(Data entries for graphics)
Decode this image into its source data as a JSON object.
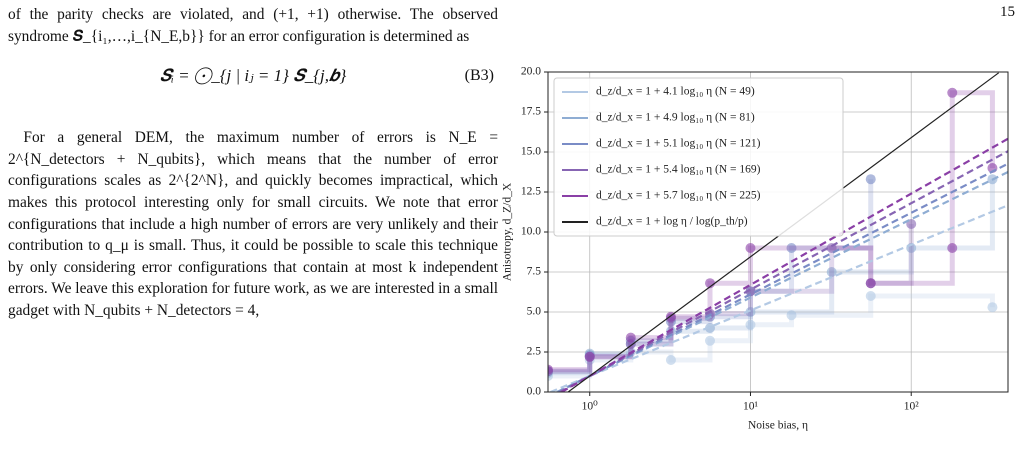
{
  "page_number": "15",
  "text": {
    "paragraph_1": "of the parity checks are violated, and (+1, +1) otherwise. The observed syndrome 𝑺_{i₁,…,i_{N_E,b}} for an error configuration is determined as",
    "equation": "𝑺ᵢ = ⨀_{j | iⱼ = 1} 𝑺_{j,𝒃}",
    "equation_label": "(B3)",
    "paragraph_2": "For a general DEM, the maximum number of errors is N_E = 2^{N_detectors + N_qubits}, which means that the number of error configurations scales as 2^{2^N}, and quickly becomes impractical, which makes this protocol interesting only for small circuits. We note that error configurations that include a high number of errors are very unlikely and their contribution to q_μ is small. Thus, it could be possible to scale this technique by only considering error configurations that contain at most k independent errors. We leave this exploration for future work, as we are interested in a small gadget with N_qubits + N_detectors = 4,"
  },
  "chart_data": {
    "type": "line",
    "xlabel": "Noise bias, η",
    "ylabel": "Anisotropy, d_Z/d_X",
    "log_x": true,
    "grid": true,
    "legend": "upper left",
    "xlim": [
      0.55,
      400
    ],
    "ylim": [
      0,
      20
    ],
    "xticks": [
      {
        "value": 1,
        "label": "10⁰"
      },
      {
        "value": 10,
        "label": "10¹"
      },
      {
        "value": 100,
        "label": "10²"
      }
    ],
    "yticks": [
      {
        "value": 0,
        "label": "0.0"
      },
      {
        "value": 2.5,
        "label": "2.5"
      },
      {
        "value": 5,
        "label": "5.0"
      },
      {
        "value": 7.5,
        "label": "7.5"
      },
      {
        "value": 10,
        "label": "10.0"
      },
      {
        "value": 12.5,
        "label": "12.5"
      },
      {
        "value": 15,
        "label": "15.0"
      },
      {
        "value": 17.5,
        "label": "17.5"
      },
      {
        "value": 20,
        "label": "20.0"
      }
    ],
    "series": [
      {
        "name": "d_z/d_x = 1 + 4.1 log₁₀ η (N = 49)",
        "color": "#b3c9e4",
        "line_style": "dashed",
        "x": [
          0.55,
          1,
          1.8,
          3.2,
          5.6,
          10,
          18,
          56,
          320
        ],
        "values": [
          1.0,
          2.0,
          2.5,
          2.0,
          3.2,
          4.2,
          4.8,
          6.0,
          5.3
        ],
        "fit_x": [
          0.57,
          400
        ],
        "fit_values": [
          0.0,
          11.67
        ]
      },
      {
        "name": "d_z/d_x = 1 + 4.9 log₁₀ η (N = 81)",
        "color": "#8fadd3",
        "line_style": "dashed",
        "x": [
          0.55,
          1,
          1.8,
          3.2,
          5.6,
          10,
          32,
          100,
          320
        ],
        "values": [
          1.2,
          2.4,
          3.0,
          3.8,
          4.0,
          5.0,
          7.5,
          9.0,
          13.3
        ],
        "fit_x": [
          0.625,
          400
        ],
        "fit_values": [
          0.0,
          13.75
        ]
      },
      {
        "name": "d_z/d_x = 1 + 5.1 log₁₀ η (N = 121)",
        "color": "#7a8cc6",
        "line_style": "dashed",
        "x": [
          0.55,
          1,
          1.8,
          3.2,
          5.6,
          10,
          18,
          56
        ],
        "values": [
          1.3,
          2.3,
          3.2,
          4.4,
          4.7,
          6.3,
          9.0,
          13.3
        ],
        "fit_x": [
          0.637,
          400
        ],
        "fit_values": [
          0.0,
          14.27
        ]
      },
      {
        "name": "d_z/d_x = 1 + 5.4 log₁₀ η (N = 169)",
        "color": "#8765b3",
        "line_style": "dashed",
        "x": [
          0.55,
          1,
          1.8,
          3.2,
          5.6,
          10,
          32,
          56,
          100
        ],
        "values": [
          1.3,
          2.2,
          3.0,
          4.6,
          4.9,
          6.3,
          9.0,
          6.8,
          10.5
        ],
        "fit_x": [
          0.653,
          400
        ],
        "fit_values": [
          0.0,
          15.05
        ]
      },
      {
        "name": "d_z/d_x = 1 + 5.7 log₁₀ η (N = 225)",
        "color": "#8a3fa6",
        "line_style": "dashed",
        "x": [
          0.55,
          1,
          1.8,
          3.2,
          5.6,
          10,
          56,
          180,
          180,
          320
        ],
        "values": [
          1.4,
          2.2,
          3.4,
          4.7,
          6.8,
          9.0,
          6.8,
          9.0,
          18.7,
          14.0
        ],
        "fit_x": [
          0.668,
          400
        ],
        "fit_values": [
          0.0,
          15.83
        ]
      },
      {
        "name": "d_z/d_x = 1 + log η / log(p_th/p)",
        "color": "#222222",
        "line_style": "solid",
        "fit_x": [
          0.734,
          350
        ],
        "fit_values": [
          0.0,
          19.95
        ]
      }
    ]
  }
}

> _What you should do_
Retype everything in the material word for word, minus pictures.

> _Task answer_
Decode this image into its source data as a JSON object.
{
  "page_number": "15",
  "text": {
    "paragraph_1": "of the parity checks are violated, and (+1, +1) otherwise. The observed syndrome 𝑺_{i₁,…,i_{N_E,b}} for an error configuration is determined as",
    "equation": "𝑺ᵢ = ⨀_{j | iⱼ = 1} 𝑺_{j,𝒃}",
    "equation_label": "(B3)",
    "paragraph_2": "For a general DEM, the maximum number of errors is N_E = 2^{N_detectors + N_qubits}, which means that the number of error configurations scales as 2^{2^N}, and quickly becomes impractical, which makes this protocol interesting only for small circuits. We note that error configurations that include a high number of errors are very unlikely and their contribution to q_μ is small. Thus, it could be possible to scale this technique by only considering error configurations that contain at most k independent errors. We leave this exploration for future work, as we are interested in a small gadget with N_qubits + N_detectors = 4,"
  },
  "chart_data": {
    "type": "line",
    "xlabel": "Noise bias, η",
    "ylabel": "Anisotropy, d_Z/d_X",
    "log_x": true,
    "grid": true,
    "legend": "upper left",
    "xlim": [
      0.55,
      400
    ],
    "ylim": [
      0,
      20
    ],
    "xticks": [
      {
        "value": 1,
        "label": "10⁰"
      },
      {
        "value": 10,
        "label": "10¹"
      },
      {
        "value": 100,
        "label": "10²"
      }
    ],
    "yticks": [
      {
        "value": 0,
        "label": "0.0"
      },
      {
        "value": 2.5,
        "label": "2.5"
      },
      {
        "value": 5,
        "label": "5.0"
      },
      {
        "value": 7.5,
        "label": "7.5"
      },
      {
        "value": 10,
        "label": "10.0"
      },
      {
        "value": 12.5,
        "label": "12.5"
      },
      {
        "value": 15,
        "label": "15.0"
      },
      {
        "value": 17.5,
        "label": "17.5"
      },
      {
        "value": 20,
        "label": "20.0"
      }
    ],
    "series": [
      {
        "name": "d_z/d_x = 1 + 4.1 log₁₀ η (N = 49)",
        "color": "#b3c9e4",
        "line_style": "dashed",
        "x": [
          0.55,
          1,
          1.8,
          3.2,
          5.6,
          10,
          18,
          56,
          320
        ],
        "values": [
          1.0,
          2.0,
          2.5,
          2.0,
          3.2,
          4.2,
          4.8,
          6.0,
          5.3
        ],
        "fit_x": [
          0.57,
          400
        ],
        "fit_values": [
          0.0,
          11.67
        ]
      },
      {
        "name": "d_z/d_x = 1 + 4.9 log₁₀ η (N = 81)",
        "color": "#8fadd3",
        "line_style": "dashed",
        "x": [
          0.55,
          1,
          1.8,
          3.2,
          5.6,
          10,
          32,
          100,
          320
        ],
        "values": [
          1.2,
          2.4,
          3.0,
          3.8,
          4.0,
          5.0,
          7.5,
          9.0,
          13.3
        ],
        "fit_x": [
          0.625,
          400
        ],
        "fit_values": [
          0.0,
          13.75
        ]
      },
      {
        "name": "d_z/d_x = 1 + 5.1 log₁₀ η (N = 121)",
        "color": "#7a8cc6",
        "line_style": "dashed",
        "x": [
          0.55,
          1,
          1.8,
          3.2,
          5.6,
          10,
          18,
          56
        ],
        "values": [
          1.3,
          2.3,
          3.2,
          4.4,
          4.7,
          6.3,
          9.0,
          13.3
        ],
        "fit_x": [
          0.637,
          400
        ],
        "fit_values": [
          0.0,
          14.27
        ]
      },
      {
        "name": "d_z/d_x = 1 + 5.4 log₁₀ η (N = 169)",
        "color": "#8765b3",
        "line_style": "dashed",
        "x": [
          0.55,
          1,
          1.8,
          3.2,
          5.6,
          10,
          32,
          56,
          100
        ],
        "values": [
          1.3,
          2.2,
          3.0,
          4.6,
          4.9,
          6.3,
          9.0,
          6.8,
          10.5
        ],
        "fit_x": [
          0.653,
          400
        ],
        "fit_values": [
          0.0,
          15.05
        ]
      },
      {
        "name": "d_z/d_x = 1 + 5.7 log₁₀ η (N = 225)",
        "color": "#8a3fa6",
        "line_style": "dashed",
        "x": [
          0.55,
          1,
          1.8,
          3.2,
          5.6,
          10,
          56,
          180,
          180,
          320
        ],
        "values": [
          1.4,
          2.2,
          3.4,
          4.7,
          6.8,
          9.0,
          6.8,
          9.0,
          18.7,
          14.0
        ],
        "fit_x": [
          0.668,
          400
        ],
        "fit_values": [
          0.0,
          15.83
        ]
      },
      {
        "name": "d_z/d_x = 1 + log η / log(p_th/p)",
        "color": "#222222",
        "line_style": "solid",
        "fit_x": [
          0.734,
          350
        ],
        "fit_values": [
          0.0,
          19.95
        ]
      }
    ]
  }
}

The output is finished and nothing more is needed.